Produce an exact copy of all the data below, dropping every image.

+++ Entries +++

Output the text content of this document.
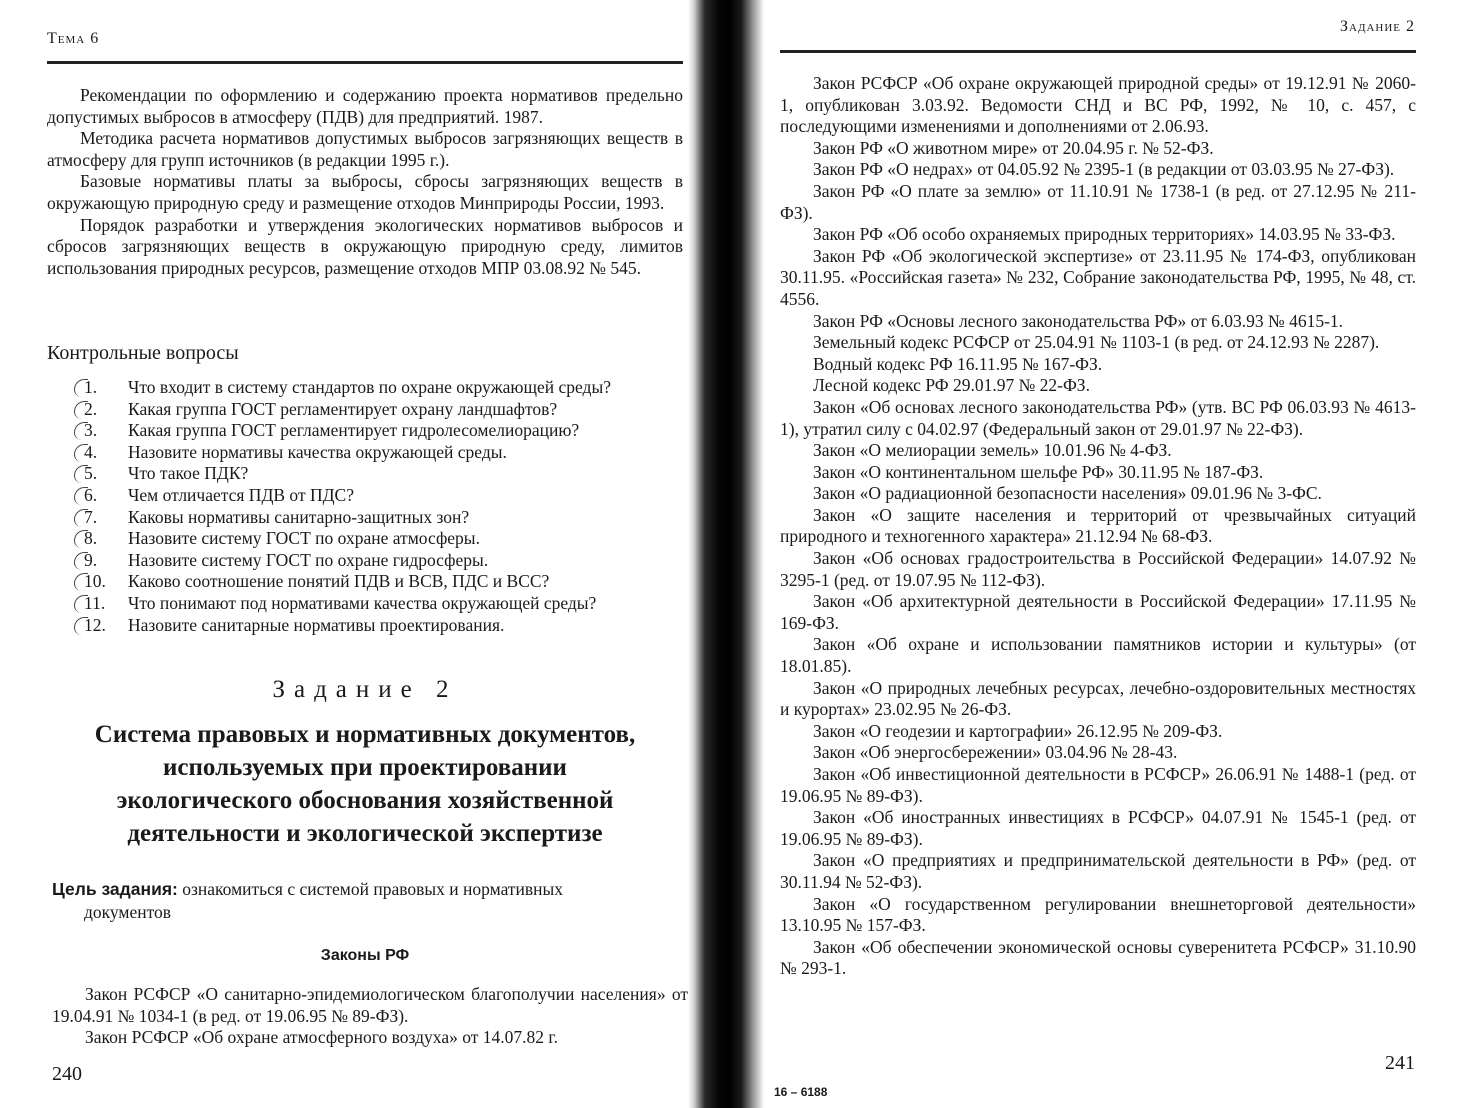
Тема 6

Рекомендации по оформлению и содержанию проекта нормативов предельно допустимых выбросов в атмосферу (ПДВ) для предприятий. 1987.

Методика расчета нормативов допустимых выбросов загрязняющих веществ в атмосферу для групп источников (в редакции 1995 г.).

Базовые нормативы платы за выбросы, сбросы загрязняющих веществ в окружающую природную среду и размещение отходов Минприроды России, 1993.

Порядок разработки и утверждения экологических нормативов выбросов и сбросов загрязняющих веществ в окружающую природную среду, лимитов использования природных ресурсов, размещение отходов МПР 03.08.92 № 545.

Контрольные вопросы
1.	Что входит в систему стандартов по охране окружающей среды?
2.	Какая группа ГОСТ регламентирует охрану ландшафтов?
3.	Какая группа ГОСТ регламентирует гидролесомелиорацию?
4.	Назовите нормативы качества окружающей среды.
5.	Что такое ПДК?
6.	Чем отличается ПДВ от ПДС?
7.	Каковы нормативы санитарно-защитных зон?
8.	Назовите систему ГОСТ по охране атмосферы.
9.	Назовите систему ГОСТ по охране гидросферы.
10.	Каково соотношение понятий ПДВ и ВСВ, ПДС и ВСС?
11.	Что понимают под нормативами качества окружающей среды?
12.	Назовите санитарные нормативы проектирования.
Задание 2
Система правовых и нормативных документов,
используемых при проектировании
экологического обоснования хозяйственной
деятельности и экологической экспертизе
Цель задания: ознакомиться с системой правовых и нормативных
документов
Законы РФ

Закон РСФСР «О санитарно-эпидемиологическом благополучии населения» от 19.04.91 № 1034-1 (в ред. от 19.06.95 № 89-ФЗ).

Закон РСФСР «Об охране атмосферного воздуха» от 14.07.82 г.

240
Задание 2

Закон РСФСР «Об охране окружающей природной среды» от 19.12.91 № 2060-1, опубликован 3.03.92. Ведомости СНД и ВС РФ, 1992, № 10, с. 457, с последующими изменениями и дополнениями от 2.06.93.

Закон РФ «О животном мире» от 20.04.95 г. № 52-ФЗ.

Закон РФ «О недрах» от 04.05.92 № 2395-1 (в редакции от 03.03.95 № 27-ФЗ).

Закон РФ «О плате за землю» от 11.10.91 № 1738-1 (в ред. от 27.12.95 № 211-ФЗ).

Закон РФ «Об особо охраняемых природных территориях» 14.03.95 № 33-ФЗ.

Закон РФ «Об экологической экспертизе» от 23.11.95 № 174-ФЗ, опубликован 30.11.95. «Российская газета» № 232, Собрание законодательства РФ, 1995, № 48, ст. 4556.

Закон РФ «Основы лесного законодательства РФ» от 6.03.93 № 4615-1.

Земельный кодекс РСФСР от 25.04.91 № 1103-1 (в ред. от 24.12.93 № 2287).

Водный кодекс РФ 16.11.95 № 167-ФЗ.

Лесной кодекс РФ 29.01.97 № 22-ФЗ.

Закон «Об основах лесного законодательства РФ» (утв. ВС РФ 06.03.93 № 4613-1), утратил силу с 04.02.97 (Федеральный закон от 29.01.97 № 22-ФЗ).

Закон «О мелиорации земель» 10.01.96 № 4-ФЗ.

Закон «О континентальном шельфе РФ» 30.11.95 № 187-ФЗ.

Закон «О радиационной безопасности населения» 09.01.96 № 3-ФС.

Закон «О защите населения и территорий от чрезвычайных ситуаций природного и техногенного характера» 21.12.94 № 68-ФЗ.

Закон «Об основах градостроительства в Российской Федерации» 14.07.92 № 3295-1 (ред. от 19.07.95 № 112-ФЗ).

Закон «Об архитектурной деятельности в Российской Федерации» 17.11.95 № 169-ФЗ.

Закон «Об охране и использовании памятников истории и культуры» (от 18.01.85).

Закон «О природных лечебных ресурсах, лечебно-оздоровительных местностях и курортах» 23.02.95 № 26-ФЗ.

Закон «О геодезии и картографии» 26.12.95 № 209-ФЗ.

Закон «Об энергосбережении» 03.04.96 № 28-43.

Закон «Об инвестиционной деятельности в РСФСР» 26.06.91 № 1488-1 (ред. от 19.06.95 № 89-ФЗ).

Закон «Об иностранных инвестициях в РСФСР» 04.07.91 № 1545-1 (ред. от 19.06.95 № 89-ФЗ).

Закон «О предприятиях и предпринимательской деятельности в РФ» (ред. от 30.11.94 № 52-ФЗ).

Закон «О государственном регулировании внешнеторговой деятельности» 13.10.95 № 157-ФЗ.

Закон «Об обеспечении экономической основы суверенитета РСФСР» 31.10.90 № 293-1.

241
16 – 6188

+++

* _Complete response_:
Output the text content of this document.
Тема 6

Рекомендации по оформлению и содержанию проекта нормативов предельно допустимых выбросов в атмосферу (ПДВ) для предприятий. 1987.

Методика расчета нормативов допустимых выбросов загрязняющих веществ в атмосферу для групп источников (в редакции 1995 г.).

Базовые нормативы платы за выбросы, сбросы загрязняющих веществ в окружающую природную среду и размещение отходов Минприроды России, 1993.

Порядок разработки и утверждения экологических нормативов выбросов и сбросов загрязняющих веществ в окружающую природную среду, лимитов использования природных ресурсов, размещение отходов МПР 03.08.92 № 545.

Контрольные вопросы
1.	Что входит в систему стандартов по охране окружающей среды?
2.	Какая группа ГОСТ регламентирует охрану ландшафтов?
3.	Какая группа ГОСТ регламентирует гидролесомелиорацию?
4.	Назовите нормативы качества окружающей среды.
5.	Что такое ПДК?
6.	Чем отличается ПДВ от ПДС?
7.	Каковы нормативы санитарно-защитных зон?
8.	Назовите систему ГОСТ по охране атмосферы.
9.	Назовите систему ГОСТ по охране гидросферы.
10.	Каково соотношение понятий ПДВ и ВСВ, ПДС и ВСС?
11.	Что понимают под нормативами качества окружающей среды?
12.	Назовите санитарные нормативы проектирования.
Задание 2
Система правовых и нормативных документов,
используемых при проектировании
экологического обоснования хозяйственной
деятельности и экологической экспертизе
Цель задания: ознакомиться с системой правовых и нормативных
документов
Законы РФ

Закон РСФСР «О санитарно-эпидемиологическом благополучии населения» от 19.04.91 № 1034-1 (в ред. от 19.06.95 № 89-ФЗ).

Закон РСФСР «Об охране атмосферного воздуха» от 14.07.82 г.

240
Задание 2

Закон РСФСР «Об охране окружающей природной среды» от 19.12.91 № 2060-1, опубликован 3.03.92. Ведомости СНД и ВС РФ, 1992, № 10, с. 457, с последующими изменениями и дополнениями от 2.06.93.

Закон РФ «О животном мире» от 20.04.95 г. № 52-ФЗ.

Закон РФ «О недрах» от 04.05.92 № 2395-1 (в редакции от 03.03.95 № 27-ФЗ).

Закон РФ «О плате за землю» от 11.10.91 № 1738-1 (в ред. от 27.12.95 № 211-ФЗ).

Закон РФ «Об особо охраняемых природных территориях» 14.03.95 № 33-ФЗ.

Закон РФ «Об экологической экспертизе» от 23.11.95 № 174-ФЗ, опубликован 30.11.95. «Российская газета» № 232, Собрание законодательства РФ, 1995, № 48, ст. 4556.

Закон РФ «Основы лесного законодательства РФ» от 6.03.93 № 4615-1.

Земельный кодекс РСФСР от 25.04.91 № 1103-1 (в ред. от 24.12.93 № 2287).

Водный кодекс РФ 16.11.95 № 167-ФЗ.

Лесной кодекс РФ 29.01.97 № 22-ФЗ.

Закон «Об основах лесного законодательства РФ» (утв. ВС РФ 06.03.93 № 4613-1), утратил силу с 04.02.97 (Федеральный закон от 29.01.97 № 22-ФЗ).

Закон «О мелиорации земель» 10.01.96 № 4-ФЗ.

Закон «О континентальном шельфе РФ» 30.11.95 № 187-ФЗ.

Закон «О радиационной безопасности населения» 09.01.96 № 3-ФС.

Закон «О защите населения и территорий от чрезвычайных ситуаций природного и техногенного характера» 21.12.94 № 68-ФЗ.

Закон «Об основах градостроительства в Российской Федерации» 14.07.92 № 3295-1 (ред. от 19.07.95 № 112-ФЗ).

Закон «Об архитектурной деятельности в Российской Федерации» 17.11.95 № 169-ФЗ.

Закон «Об охране и использовании памятников истории и культуры» (от 18.01.85).

Закон «О природных лечебных ресурсах, лечебно-оздоровительных местностях и курортах» 23.02.95 № 26-ФЗ.

Закон «О геодезии и картографии» 26.12.95 № 209-ФЗ.

Закон «Об энергосбережении» 03.04.96 № 28-43.

Закон «Об инвестиционной деятельности в РСФСР» 26.06.91 № 1488-1 (ред. от 19.06.95 № 89-ФЗ).

Закон «Об иностранных инвестициях в РСФСР» 04.07.91 № 1545-1 (ред. от 19.06.95 № 89-ФЗ).

Закон «О предприятиях и предпринимательской деятельности в РФ» (ред. от 30.11.94 № 52-ФЗ).

Закон «О государственном регулировании внешнеторговой деятельности» 13.10.95 № 157-ФЗ.

Закон «Об обеспечении экономической основы суверенитета РСФСР» 31.10.90 № 293-1.

241
16 – 6188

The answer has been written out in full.